*** Opening TEXT EXCERPT ***

Court Opinion

ID: 9662088
Source: CourtListenerOpinion
Date Created: 2023-08-23 22:59:18.577668+00
Date Added: 2024-06-11T18:14:35.900258
License: Public Domain

PARRISH, Judge,
concurring.
Mindful that this court is constitutionally bound to follow controlling decisions of the Supreme Court of Missouri, I reluctantly *158concur. See Mo. Const, art. V, § 2; Chambers v. Figgie Int’l., Inc., 838 S.W.2d 168, 171 (Mo.App.1992).
In Haynam v. Laclede Elec. Coop., Inc., 827 S.W.2d 200, 204-05 (Mo. banc 1992) (Haynam I), the supreme court held that plaintiffs made a submissible case for punitive damages. Haynam I sought recovery in tort for wrongful termination of electrical services based on intentional wrongful acts by the power company. The supreme court reversed the judgment for plaintiff for reasons not germane to this appeal. In so doing, it suggested that upon retrial plaintiffs might wish to submit their claim for actual damages on a theory of negligent termination — that both intentionally terminating electrical service and negligently terminating electrical service were actionable. Id. at 204 n. 1.

*** Closing TEXT EXCERPT ***
*** Opening PROVIDED RECORDS ***

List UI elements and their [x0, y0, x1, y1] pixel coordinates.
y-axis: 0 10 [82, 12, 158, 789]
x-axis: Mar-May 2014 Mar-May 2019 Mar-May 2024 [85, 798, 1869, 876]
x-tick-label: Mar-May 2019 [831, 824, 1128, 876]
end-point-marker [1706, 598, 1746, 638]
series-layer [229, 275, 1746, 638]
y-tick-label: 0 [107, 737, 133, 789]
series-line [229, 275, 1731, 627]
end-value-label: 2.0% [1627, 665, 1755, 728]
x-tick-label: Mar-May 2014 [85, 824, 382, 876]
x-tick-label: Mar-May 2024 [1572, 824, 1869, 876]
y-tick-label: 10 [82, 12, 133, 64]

*** Closing PROVIDED RECORDS ***

TASK DESCRIPTION:
Update the court opinion by replacing "reluctantly" with "regretfully", beginning at the words "ID: 9662088" and stopping after "168, 171 (Mo.App.1992).". Use only the court opinion as your source.

ANSWER BOX:
ID: 9662088
Source: CourtListenerOpinion
Date Created: 2023-08-23 22:59:18.577668+00
Date Added: 2024-06-11T18:14:35.900258
License: Public Domain

PARRISH, Judge,
concurring.
Mindful that this court is constitutionally bound to follow controlling decisions of the Supreme Court of Missouri, I regretfully *158concur. See Mo. Const, art. V, § 2; Chambers v. Figgie Int’l., Inc., 838 S.W.2d 168, 171 (Mo.App.1992).